■ GOAL OF THE EXERCISE ■
Records follow. Pull out every line that contains "effects".
——
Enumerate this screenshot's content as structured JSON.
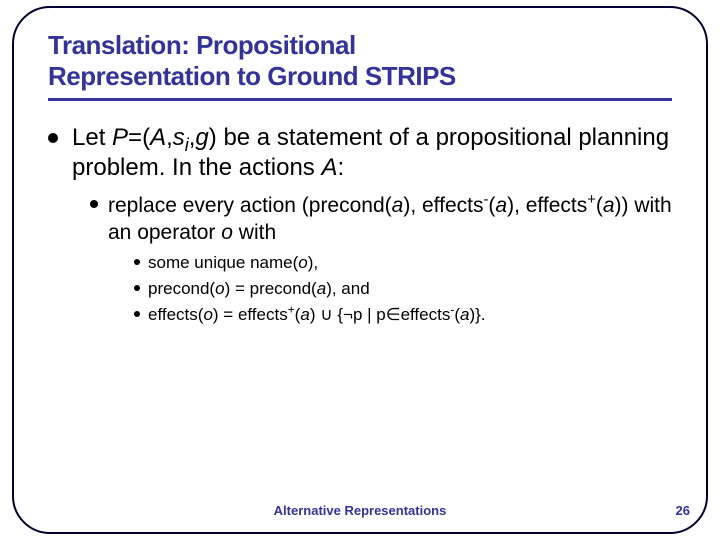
{
  "colors": {
    "accent": "#333399",
    "text": "#000000",
    "background": "#ffffff",
    "frame_border": "#000033"
  },
  "typography": {
    "title_fontsize": 26,
    "title_weight": 900,
    "lvl1_fontsize": 24,
    "lvl2_fontsize": 21,
    "lvl3_fontsize": 17,
    "footer_fontsize": 13
  },
  "title": {
    "line1": "Translation: Propositional",
    "line2": "Representation to Ground STRIPS"
  },
  "body": {
    "lvl1_prefix": "Let ",
    "lvl1_P": "P",
    "lvl1_eq": "=(",
    "lvl1_A": "A",
    "lvl1_comma1": ",",
    "lvl1_s": "s",
    "lvl1_i": "i",
    "lvl1_comma2": ",",
    "lvl1_g": "g",
    "lvl1_tail": ") be a statement of a propositional planning problem. In the actions ",
    "lvl1_A2": "A",
    "lvl1_colon": ":",
    "lvl2_a": "replace every action (precond(",
    "lvl2_a_var": "a",
    "lvl2_b": "), effects",
    "lvl2_minus": "-",
    "lvl2_c": "(",
    "lvl2_a_var2": "a",
    "lvl2_d": "), effects",
    "lvl2_plus": "+",
    "lvl2_e": "(",
    "lvl2_a_var3": "a",
    "lvl2_f": ")) with an operator ",
    "lvl2_o": "o",
    "lvl2_g": " with",
    "lvl3_1_a": "some unique name(",
    "lvl3_1_o": "o",
    "lvl3_1_b": "),",
    "lvl3_2_a": "precond(",
    "lvl3_2_o": "o",
    "lvl3_2_b": ") = precond(",
    "lvl3_2_av": "a",
    "lvl3_2_c": "), and",
    "lvl3_3_a": "effects(",
    "lvl3_3_o": "o",
    "lvl3_3_b": ") = effects",
    "lvl3_3_plus": "+",
    "lvl3_3_c": "(",
    "lvl3_3_av": "a",
    "lvl3_3_d": ") ∪ {¬p | p",
    "lvl3_3_in": "∈",
    "lvl3_3_e": "effects",
    "lvl3_3_minus": "-",
    "lvl3_3_f": "(",
    "lvl3_3_av2": "a",
    "lvl3_3_g": ")}."
  },
  "footer": {
    "center": "Alternative Representations",
    "page": "26"
  }
}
——
■ RESPONSE FOR THIS EXERCISE ■
    "lvl2_b": "), effects",
    "lvl2_d": "), effects",
    "lvl3_3_a": "effects(",
    "lvl3_3_b": ") = effects",
    "lvl3_3_e": "effects",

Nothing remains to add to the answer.